[start DATASET ENTRIES]

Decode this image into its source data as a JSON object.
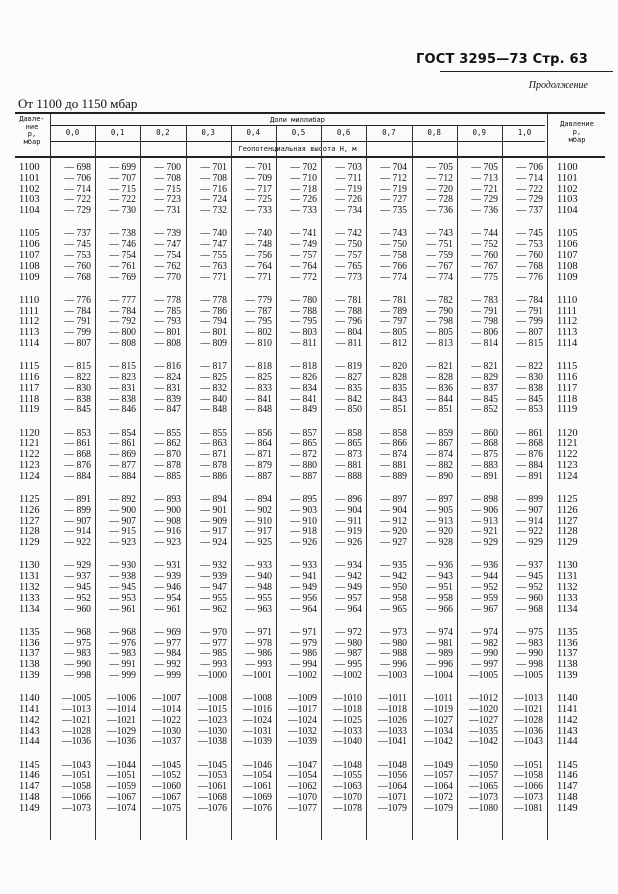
{
  "header": {
    "doc": "ГОСТ 3295—73 Стр. 63",
    "continued": "Продолжение",
    "range_title": "От 1100 до 1150 мбар"
  },
  "table": {
    "left_header": "Давле-\nние\np,\nмбар",
    "right_header": "Давление\np,\nмбар",
    "fractions_header": "Доли миллибар",
    "height_header": "Геопотенциальная высота H, м",
    "columns": [
      "0,0",
      "0,1",
      "0,2",
      "0,3",
      "0,4",
      "0,5",
      "0,6",
      "0,7",
      "0,8",
      "0,9",
      "1,0"
    ],
    "rows": [
      {
        "p": "1100",
        "v": [
          -698,
          -699,
          -700,
          -701,
          -701,
          -702,
          -703,
          -704,
          -705,
          -705,
          -706
        ]
      },
      {
        "p": "1101",
        "v": [
          -706,
          -707,
          -708,
          -708,
          -709,
          -710,
          -711,
          -712,
          -712,
          -713,
          -714
        ]
      },
      {
        "p": "1102",
        "v": [
          -714,
          -715,
          -715,
          -716,
          -717,
          -718,
          -719,
          -719,
          -720,
          -721,
          -722
        ]
      },
      {
        "p": "1103",
        "v": [
          -722,
          -722,
          -723,
          -724,
          -725,
          -726,
          -726,
          -727,
          -728,
          -729,
          -729
        ]
      },
      {
        "p": "1104",
        "v": [
          -729,
          -730,
          -731,
          -732,
          -733,
          -733,
          -734,
          -735,
          -736,
          -736,
          -737
        ]
      },
      {
        "p": "1105",
        "v": [
          -737,
          -738,
          -739,
          -740,
          -740,
          -741,
          -742,
          -743,
          -743,
          -744,
          -745
        ]
      },
      {
        "p": "1106",
        "v": [
          -745,
          -746,
          -747,
          -747,
          -748,
          -749,
          -750,
          -750,
          -751,
          -752,
          -753
        ]
      },
      {
        "p": "1107",
        "v": [
          -753,
          -754,
          -754,
          -755,
          -756,
          -757,
          -757,
          -758,
          -759,
          -760,
          -760
        ]
      },
      {
        "p": "1108",
        "v": [
          -760,
          -761,
          -762,
          -763,
          -764,
          -764,
          -765,
          -766,
          -767,
          -767,
          -768
        ]
      },
      {
        "p": "1109",
        "v": [
          -768,
          -769,
          -770,
          -771,
          -771,
          -772,
          -773,
          -774,
          -774,
          -775,
          -776
        ]
      },
      {
        "p": "1110",
        "v": [
          -776,
          -777,
          -778,
          -778,
          -779,
          -780,
          -781,
          -781,
          -782,
          -783,
          -784
        ]
      },
      {
        "p": "1111",
        "v": [
          -784,
          -784,
          -785,
          -786,
          -787,
          -788,
          -788,
          -789,
          -790,
          -791,
          -791
        ]
      },
      {
        "p": "1112",
        "v": [
          -791,
          -792,
          -793,
          -794,
          -795,
          -795,
          -796,
          -797,
          -798,
          -798,
          -799
        ]
      },
      {
        "p": "1113",
        "v": [
          -799,
          -800,
          -801,
          -801,
          -802,
          -803,
          -804,
          -805,
          -805,
          -806,
          -807
        ]
      },
      {
        "p": "1114",
        "v": [
          -807,
          -808,
          -808,
          -809,
          -810,
          -811,
          -811,
          -812,
          -813,
          -814,
          -815
        ]
      },
      {
        "p": "1115",
        "v": [
          -815,
          -815,
          -816,
          -817,
          -818,
          -818,
          -819,
          -820,
          -821,
          -821,
          -822
        ]
      },
      {
        "p": "1116",
        "v": [
          -822,
          -823,
          -824,
          -825,
          -825,
          -826,
          -827,
          -828,
          -828,
          -829,
          -830
        ]
      },
      {
        "p": "1117",
        "v": [
          -830,
          -831,
          -831,
          -832,
          -833,
          -834,
          -835,
          -835,
          -836,
          -837,
          -838
        ]
      },
      {
        "p": "1118",
        "v": [
          -838,
          -838,
          -839,
          -840,
          -841,
          -841,
          -842,
          -843,
          -844,
          -845,
          -845
        ]
      },
      {
        "p": "1119",
        "v": [
          -845,
          -846,
          -847,
          -848,
          -848,
          -849,
          -850,
          -851,
          -851,
          -852,
          -853
        ]
      },
      {
        "p": "1120",
        "v": [
          -853,
          -854,
          -855,
          -855,
          -856,
          -857,
          -858,
          -858,
          -859,
          -860,
          -861
        ]
      },
      {
        "p": "1121",
        "v": [
          -861,
          -861,
          -862,
          -863,
          -864,
          -865,
          -865,
          -866,
          -867,
          -868,
          -868
        ]
      },
      {
        "p": "1122",
        "v": [
          -868,
          -869,
          -870,
          -871,
          -871,
          -872,
          -873,
          -874,
          -874,
          -875,
          -876
        ]
      },
      {
        "p": "1123",
        "v": [
          -876,
          -877,
          -878,
          -878,
          -879,
          -880,
          -881,
          -881,
          -882,
          -883,
          -884
        ]
      },
      {
        "p": "1124",
        "v": [
          -884,
          -884,
          -885,
          -886,
          -887,
          -887,
          -888,
          -889,
          -890,
          -891,
          -891
        ]
      },
      {
        "p": "1125",
        "v": [
          -891,
          -892,
          -893,
          -894,
          -894,
          -895,
          -896,
          -897,
          -897,
          -898,
          -899
        ]
      },
      {
        "p": "1126",
        "v": [
          -899,
          -900,
          -900,
          -901,
          -902,
          -903,
          -904,
          -904,
          -905,
          -906,
          -907
        ]
      },
      {
        "p": "1127",
        "v": [
          -907,
          -907,
          -908,
          -909,
          -910,
          -910,
          -911,
          -912,
          -913,
          -913,
          -914
        ]
      },
      {
        "p": "1128",
        "v": [
          -914,
          -915,
          -916,
          -917,
          -917,
          -918,
          -919,
          -920,
          -920,
          -921,
          -922
        ]
      },
      {
        "p": "1129",
        "v": [
          -922,
          -923,
          -923,
          -924,
          -925,
          -926,
          -926,
          -927,
          -928,
          -929,
          -929
        ]
      },
      {
        "p": "1130",
        "v": [
          -929,
          -930,
          -931,
          -932,
          -933,
          -933,
          -934,
          -935,
          -936,
          -936,
          -937
        ]
      },
      {
        "p": "1131",
        "v": [
          -937,
          -938,
          -939,
          -939,
          -940,
          -941,
          -942,
          -942,
          -943,
          -944,
          -945
        ]
      },
      {
        "p": "1132",
        "v": [
          -945,
          -945,
          -946,
          -947,
          -948,
          -949,
          -949,
          -950,
          -951,
          -952,
          -952
        ]
      },
      {
        "p": "1133",
        "v": [
          -952,
          -953,
          -954,
          -955,
          -955,
          -956,
          -957,
          -958,
          -958,
          -959,
          -960
        ]
      },
      {
        "p": "1134",
        "v": [
          -960,
          -961,
          -961,
          -962,
          -963,
          -964,
          -964,
          -965,
          -966,
          -967,
          -968
        ]
      },
      {
        "p": "1135",
        "v": [
          -968,
          -968,
          -969,
          -970,
          -971,
          -971,
          -972,
          -973,
          -974,
          -974,
          -975
        ]
      },
      {
        "p": "1136",
        "v": [
          -975,
          -976,
          -977,
          -977,
          -978,
          -979,
          -980,
          -980,
          -981,
          -982,
          -983
        ]
      },
      {
        "p": "1137",
        "v": [
          -983,
          -983,
          -984,
          -985,
          -986,
          -986,
          -987,
          -988,
          -989,
          -990,
          -990
        ]
      },
      {
        "p": "1138",
        "v": [
          -990,
          -991,
          -992,
          -993,
          -993,
          -994,
          -995,
          -996,
          -996,
          -997,
          -998
        ]
      },
      {
        "p": "1139",
        "v": [
          -998,
          -999,
          -999,
          -1000,
          -1001,
          -1002,
          -1002,
          -1003,
          -1004,
          -1005,
          -1005
        ]
      },
      {
        "p": "1140",
        "v": [
          -1005,
          -1006,
          -1007,
          -1008,
          -1008,
          -1009,
          -1010,
          -1011,
          -1011,
          -1012,
          -1013
        ]
      },
      {
        "p": "1141",
        "v": [
          -1013,
          -1014,
          -1014,
          -1015,
          -1016,
          -1017,
          -1018,
          -1018,
          -1019,
          -1020,
          -1021
        ]
      },
      {
        "p": "1142",
        "v": [
          -1021,
          -1021,
          -1022,
          -1023,
          -1024,
          -1024,
          -1025,
          -1026,
          -1027,
          -1027,
          -1028
        ]
      },
      {
        "p": "1143",
        "v": [
          -1028,
          -1029,
          -1030,
          -1030,
          -1031,
          -1032,
          -1033,
          -1033,
          -1034,
          -1035,
          -1036
        ]
      },
      {
        "p": "1144",
        "v": [
          -1036,
          -1036,
          -1037,
          -1038,
          -1039,
          -1039,
          -1040,
          -1041,
          -1042,
          -1042,
          -1043
        ]
      },
      {
        "p": "1145",
        "v": [
          -1043,
          -1044,
          -1045,
          -1045,
          -1046,
          -1047,
          -1048,
          -1048,
          -1049,
          -1050,
          -1051
        ]
      },
      {
        "p": "1146",
        "v": [
          -1051,
          -1051,
          -1052,
          -1053,
          -1054,
          -1054,
          -1055,
          -1056,
          -1057,
          -1057,
          -1058
        ]
      },
      {
        "p": "1147",
        "v": [
          -1058,
          -1059,
          -1060,
          -1061,
          -1061,
          -1062,
          -1063,
          -1064,
          -1064,
          -1065,
          -1066
        ]
      },
      {
        "p": "1148",
        "v": [
          -1066,
          -1067,
          -1067,
          -1068,
          -1069,
          -1070,
          -1070,
          -1071,
          -1072,
          -1073,
          -1073
        ]
      },
      {
        "p": "1149",
        "v": [
          -1073,
          -1074,
          -1075,
          -1076,
          -1076,
          -1077,
          -1078,
          -1079,
          -1079,
          -1080,
          -1081
        ]
      }
    ]
  }
}
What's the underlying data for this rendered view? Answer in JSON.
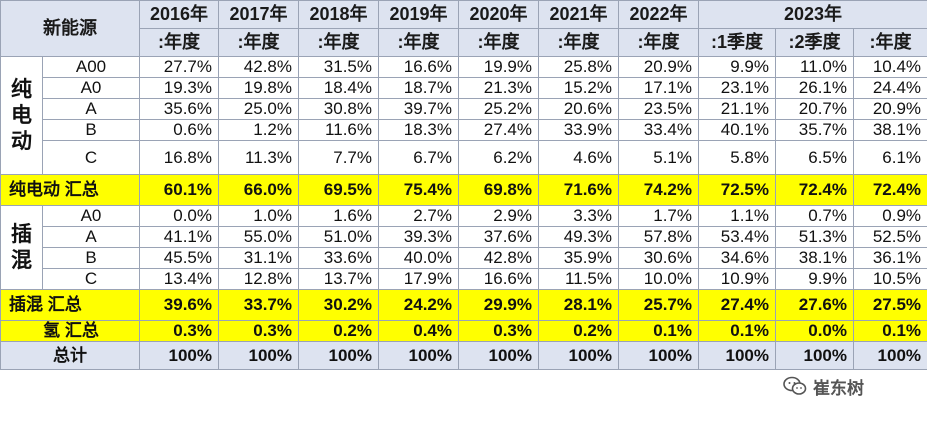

[end DATASET ENTRIES]

• WHAT IS ASKED: Work out how many lines in the records above contain the word "this", and give only that number.

• EXERCISE RESPONSE: 2